Task input ->
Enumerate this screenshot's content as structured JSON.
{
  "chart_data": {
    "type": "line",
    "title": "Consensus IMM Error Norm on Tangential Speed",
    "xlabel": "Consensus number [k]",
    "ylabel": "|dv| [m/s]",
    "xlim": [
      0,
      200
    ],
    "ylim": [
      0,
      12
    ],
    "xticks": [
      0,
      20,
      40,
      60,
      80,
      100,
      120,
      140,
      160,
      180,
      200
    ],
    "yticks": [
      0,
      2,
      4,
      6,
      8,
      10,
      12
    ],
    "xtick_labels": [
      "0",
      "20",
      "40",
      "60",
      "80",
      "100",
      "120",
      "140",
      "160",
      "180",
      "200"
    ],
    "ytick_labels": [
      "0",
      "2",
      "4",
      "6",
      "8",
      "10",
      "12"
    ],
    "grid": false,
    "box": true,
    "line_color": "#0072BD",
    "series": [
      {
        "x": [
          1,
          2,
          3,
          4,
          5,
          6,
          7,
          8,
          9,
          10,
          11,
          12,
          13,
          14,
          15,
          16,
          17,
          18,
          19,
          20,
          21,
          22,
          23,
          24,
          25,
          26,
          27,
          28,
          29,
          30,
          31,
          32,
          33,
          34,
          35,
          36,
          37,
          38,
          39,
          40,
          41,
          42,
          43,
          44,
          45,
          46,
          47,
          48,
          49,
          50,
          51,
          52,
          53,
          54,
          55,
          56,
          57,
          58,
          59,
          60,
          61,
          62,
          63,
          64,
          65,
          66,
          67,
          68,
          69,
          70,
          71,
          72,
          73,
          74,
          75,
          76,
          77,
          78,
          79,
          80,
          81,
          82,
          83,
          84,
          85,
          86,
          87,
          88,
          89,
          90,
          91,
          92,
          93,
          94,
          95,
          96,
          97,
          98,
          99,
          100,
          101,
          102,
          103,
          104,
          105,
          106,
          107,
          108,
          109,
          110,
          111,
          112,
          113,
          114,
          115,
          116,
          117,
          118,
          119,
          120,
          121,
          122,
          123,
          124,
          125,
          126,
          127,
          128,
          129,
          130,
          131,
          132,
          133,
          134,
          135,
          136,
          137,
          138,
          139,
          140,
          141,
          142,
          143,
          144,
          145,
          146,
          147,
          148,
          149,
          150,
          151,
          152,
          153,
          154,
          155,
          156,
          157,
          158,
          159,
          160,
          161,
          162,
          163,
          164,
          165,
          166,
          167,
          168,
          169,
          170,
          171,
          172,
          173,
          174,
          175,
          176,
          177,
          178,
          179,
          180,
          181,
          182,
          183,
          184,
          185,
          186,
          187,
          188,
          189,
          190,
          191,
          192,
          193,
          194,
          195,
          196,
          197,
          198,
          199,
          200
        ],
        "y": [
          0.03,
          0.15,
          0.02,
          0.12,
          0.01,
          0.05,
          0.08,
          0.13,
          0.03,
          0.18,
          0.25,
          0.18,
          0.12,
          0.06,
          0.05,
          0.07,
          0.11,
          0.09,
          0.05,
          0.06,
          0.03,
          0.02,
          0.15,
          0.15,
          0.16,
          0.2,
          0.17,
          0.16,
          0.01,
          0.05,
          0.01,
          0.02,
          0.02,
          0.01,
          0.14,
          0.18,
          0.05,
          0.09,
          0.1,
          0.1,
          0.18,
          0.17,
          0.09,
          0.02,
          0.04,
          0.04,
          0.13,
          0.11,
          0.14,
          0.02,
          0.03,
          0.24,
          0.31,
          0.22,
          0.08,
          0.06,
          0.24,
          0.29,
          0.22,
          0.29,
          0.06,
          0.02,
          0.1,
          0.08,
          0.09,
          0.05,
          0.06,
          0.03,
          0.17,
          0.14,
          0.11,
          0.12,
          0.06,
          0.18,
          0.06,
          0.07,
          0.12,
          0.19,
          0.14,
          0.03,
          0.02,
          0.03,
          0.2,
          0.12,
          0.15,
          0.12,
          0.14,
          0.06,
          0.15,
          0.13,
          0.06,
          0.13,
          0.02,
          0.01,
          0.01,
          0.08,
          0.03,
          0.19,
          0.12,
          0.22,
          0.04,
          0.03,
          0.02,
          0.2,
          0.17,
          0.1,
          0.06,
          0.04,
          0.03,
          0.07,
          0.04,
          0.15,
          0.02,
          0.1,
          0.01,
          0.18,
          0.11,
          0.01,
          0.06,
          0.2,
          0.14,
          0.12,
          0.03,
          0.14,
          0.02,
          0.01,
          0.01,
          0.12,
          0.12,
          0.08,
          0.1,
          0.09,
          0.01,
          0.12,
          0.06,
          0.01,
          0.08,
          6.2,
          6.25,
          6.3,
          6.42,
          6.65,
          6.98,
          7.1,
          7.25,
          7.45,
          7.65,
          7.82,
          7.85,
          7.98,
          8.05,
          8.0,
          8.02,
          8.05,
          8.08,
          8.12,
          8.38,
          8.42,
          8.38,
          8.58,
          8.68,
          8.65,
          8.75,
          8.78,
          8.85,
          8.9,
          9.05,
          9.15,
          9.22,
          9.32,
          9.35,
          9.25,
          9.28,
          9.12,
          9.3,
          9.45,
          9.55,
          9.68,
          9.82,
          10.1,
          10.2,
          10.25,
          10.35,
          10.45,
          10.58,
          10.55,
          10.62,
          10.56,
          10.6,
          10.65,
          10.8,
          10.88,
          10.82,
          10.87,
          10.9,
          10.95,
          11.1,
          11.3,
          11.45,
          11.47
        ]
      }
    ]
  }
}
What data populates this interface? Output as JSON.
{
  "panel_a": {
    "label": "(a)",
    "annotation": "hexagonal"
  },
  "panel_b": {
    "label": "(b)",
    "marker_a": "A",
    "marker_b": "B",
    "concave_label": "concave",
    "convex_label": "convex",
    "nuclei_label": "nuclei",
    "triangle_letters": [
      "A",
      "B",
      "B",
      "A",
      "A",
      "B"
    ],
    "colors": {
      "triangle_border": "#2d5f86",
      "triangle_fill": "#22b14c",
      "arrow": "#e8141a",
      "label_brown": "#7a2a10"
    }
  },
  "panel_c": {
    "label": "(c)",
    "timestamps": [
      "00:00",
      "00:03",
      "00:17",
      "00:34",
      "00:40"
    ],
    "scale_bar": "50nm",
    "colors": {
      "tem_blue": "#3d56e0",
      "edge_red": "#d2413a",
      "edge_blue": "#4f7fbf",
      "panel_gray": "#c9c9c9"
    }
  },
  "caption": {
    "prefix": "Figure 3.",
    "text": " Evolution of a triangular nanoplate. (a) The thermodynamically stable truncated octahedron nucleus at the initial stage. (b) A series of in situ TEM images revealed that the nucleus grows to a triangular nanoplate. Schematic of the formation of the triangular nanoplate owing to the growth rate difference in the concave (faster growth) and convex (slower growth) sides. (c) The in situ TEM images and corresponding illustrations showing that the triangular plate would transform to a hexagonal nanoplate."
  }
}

Stated problem -> Retype every entry word for word.

Answer for this exercise ->
Enumerate this screenshot's content as structured JSON.
{
  "chart_data": {
    "type": "line",
    "title": "Consensus IMM Error Norm on Tangential Speed",
    "xlabel": "Consensus number [k]",
    "ylabel": "|dv| [m/s]",
    "xlim": [
      0,
      200
    ],
    "ylim": [
      0,
      12
    ],
    "xticks": [
      0,
      20,
      40,
      60,
      80,
      100,
      120,
      140,
      160,
      180,
      200
    ],
    "yticks": [
      0,
      2,
      4,
      6,
      8,
      10,
      12
    ],
    "xtick_labels": [
      "0",
      "20",
      "40",
      "60",
      "80",
      "100",
      "120",
      "140",
      "160",
      "180",
      "200"
    ],
    "ytick_labels": [
      "0",
      "2",
      "4",
      "6",
      "8",
      "10",
      "12"
    ],
    "grid": false,
    "box": true,
    "line_color": "#0072BD",
    "series": [
      {
        "x": [
          1,
          2,
          3,
          4,
          5,
          6,
          7,
          8,
          9,
          10,
          11,
          12,
          13,
          14,
          15,
          16,
          17,
          18,
          19,
          20,
          21,
          22,
          23,
          24,
          25,
          26,
          27,
          28,
          29,
          30,
          31,
          32,
          33,
          34,
          35,
          36,
          37,
          38,
          39,
          40,
          41,
          42,
          43,
          44,
          45,
          46,
          47,
          48,
          49,
          50,
          51,
          52,
          53,
          54,
          55,
          56,
          57,
          58,
          59,
          60,
          61,
          62,
          63,
          64,
          65,
          66,
          67,
          68,
          69,
          70,
          71,
          72,
          73,
          74,
          75,
          76,
          77,
          78,
          79,
          80,
          81,
          82,
          83,
          84,
          85,
          86,
          87,
          88,
          89,
          90,
          91,
          92,
          93,
          94,
          95,
          96,
          97,
          98,
          99,
          100,
          101,
          102,
          103,
          104,
          105,
          106,
          107,
          108,
          109,
          110,
          111,
          112,
          113,
          114,
          115,
          116,
          117,
          118,
          119,
          120,
          121,
          122,
          123,
          124,
          125,
          126,
          127,
          128,
          129,
          130,
          131,
          132,
          133,
          134,
          135,
          136,
          137,
          138,
          139,
          140,
          141,
          142,
          143,
          144,
          145,
          146,
          147,
          148,
          149,
          150,
          151,
          152,
          153,
          154,
          155,
          156,
          157,
          158,
          159,
          160,
          161,
          162,
          163,
          164,
          165,
          166,
          167,
          168,
          169,
          170,
          171,
          172,
          173,
          174,
          175,
          176,
          177,
          178,
          179,
          180,
          181,
          182,
          183,
          184,
          185,
          186,
          187,
          188,
          189,
          190,
          191,
          192,
          193,
          194,
          195,
          196,
          197,
          198,
          199,
          200
        ],
        "y": [
          0.03,
          0.15,
          0.02,
          0.12,
          0.01,
          0.05,
          0.08,
          0.13,
          0.03,
          0.18,
          0.25,
          0.18,
          0.12,
          0.06,
          0.05,
          0.07,
          0.11,
          0.09,
          0.05,
          0.06,
          0.03,
          0.02,
          0.15,
          0.15,
          0.16,
          0.2,
          0.17,
          0.16,
          0.01,
          0.05,
          0.01,
          0.02,
          0.02,
          0.01,
          0.14,
          0.18,
          0.05,
          0.09,
          0.1,
          0.1,
          0.18,
          0.17,
          0.09,
          0.02,
          0.04,
          0.04,
          0.13,
          0.11,
          0.14,
          0.02,
          0.03,
          0.24,
          0.31,
          0.22,
          0.08,
          0.06,
          0.24,
          0.29,
          0.22,
          0.29,
          0.06,
          0.02,
          0.1,
          0.08,
          0.09,
          0.05,
          0.06,
          0.03,
          0.17,
          0.14,
          0.11,
          0.12,
          0.06,
          0.18,
          0.06,
          0.07,
          0.12,
          0.19,
          0.14,
          0.03,
          0.02,
          0.03,
          0.2,
          0.12,
          0.15,
          0.12,
          0.14,
          0.06,
          0.15,
          0.13,
          0.06,
          0.13,
          0.02,
          0.01,
          0.01,
          0.08,
          0.03,
          0.19,
          0.12,
          0.22,
          0.04,
          0.03,
          0.02,
          0.2,
          0.17,
          0.1,
          0.06,
          0.04,
          0.03,
          0.07,
          0.04,
          0.15,
          0.02,
          0.1,
          0.01,
          0.18,
          0.11,
          0.01,
          0.06,
          0.2,
          0.14,
          0.12,
          0.03,
          0.14,
          0.02,
          0.01,
          0.01,
          0.12,
          0.12,
          0.08,
          0.1,
          0.09,
          0.01,
          0.12,
          0.06,
          0.01,
          0.08,
          6.2,
          6.25,
          6.3,
          6.42,
          6.65,
          6.98,
          7.1,
          7.25,
          7.45,
          7.65,
          7.82,
          7.85,
          7.98,
          8.05,
          8.0,
          8.02,
          8.05,
          8.08,
          8.12,
          8.38,
          8.42,
          8.38,
          8.58,
          8.68,
          8.65,
          8.75,
          8.78,
          8.85,
          8.9,
          9.05,
          9.15,
          9.22,
          9.32,
          9.35,
          9.25,
          9.28,
          9.12,
          9.3,
          9.45,
          9.55,
          9.68,
          9.82,
          10.1,
          10.2,
          10.25,
          10.35,
          10.45,
          10.58,
          10.55,
          10.62,
          10.56,
          10.6,
          10.65,
          10.8,
          10.88,
          10.82,
          10.87,
          10.9,
          10.95,
          11.1,
          11.3,
          11.45,
          11.47
        ]
      }
    ]
  }
}
What data populates this interface? Output as JSON.
{
  "panel_a": {
    "label": "(a)",
    "annotation": "hexagonal"
  },
  "panel_b": {
    "label": "(b)",
    "marker_a": "A",
    "marker_b": "B",
    "concave_label": "concave",
    "convex_label": "convex",
    "nuclei_label": "nuclei",
    "triangle_letters": [
      "A",
      "B",
      "B",
      "A",
      "A",
      "B"
    ],
    "colors": {
      "triangle_border": "#2d5f86",
      "triangle_fill": "#22b14c",
      "arrow": "#e8141a",
      "label_brown": "#7a2a10"
    }
  },
  "panel_c": {
    "label": "(c)",
    "timestamps": [
      "00:00",
      "00:03",
      "00:17",
      "00:34",
      "00:40"
    ],
    "scale_bar": "50nm",
    "colors": {
      "tem_blue": "#3d56e0",
      "edge_red": "#d2413a",
      "edge_blue": "#4f7fbf",
      "panel_gray": "#c9c9c9"
    }
  },
  "caption": {
    "prefix": "Figure 3.",
    "text": " Evolution of a triangular nanoplate. (a) The thermodynamically stable truncated octahedron nucleus at the initial stage. (b) A series of in situ TEM images revealed that the nucleus grows to a triangular nanoplate. Schematic of the formation of the triangular nanoplate owing to the growth rate difference in the concave (faster growth) and convex (slower growth) sides. (c) The in situ TEM images and corresponding illustrations showing that the triangular plate would transform to a hexagonal nanoplate."
  }
}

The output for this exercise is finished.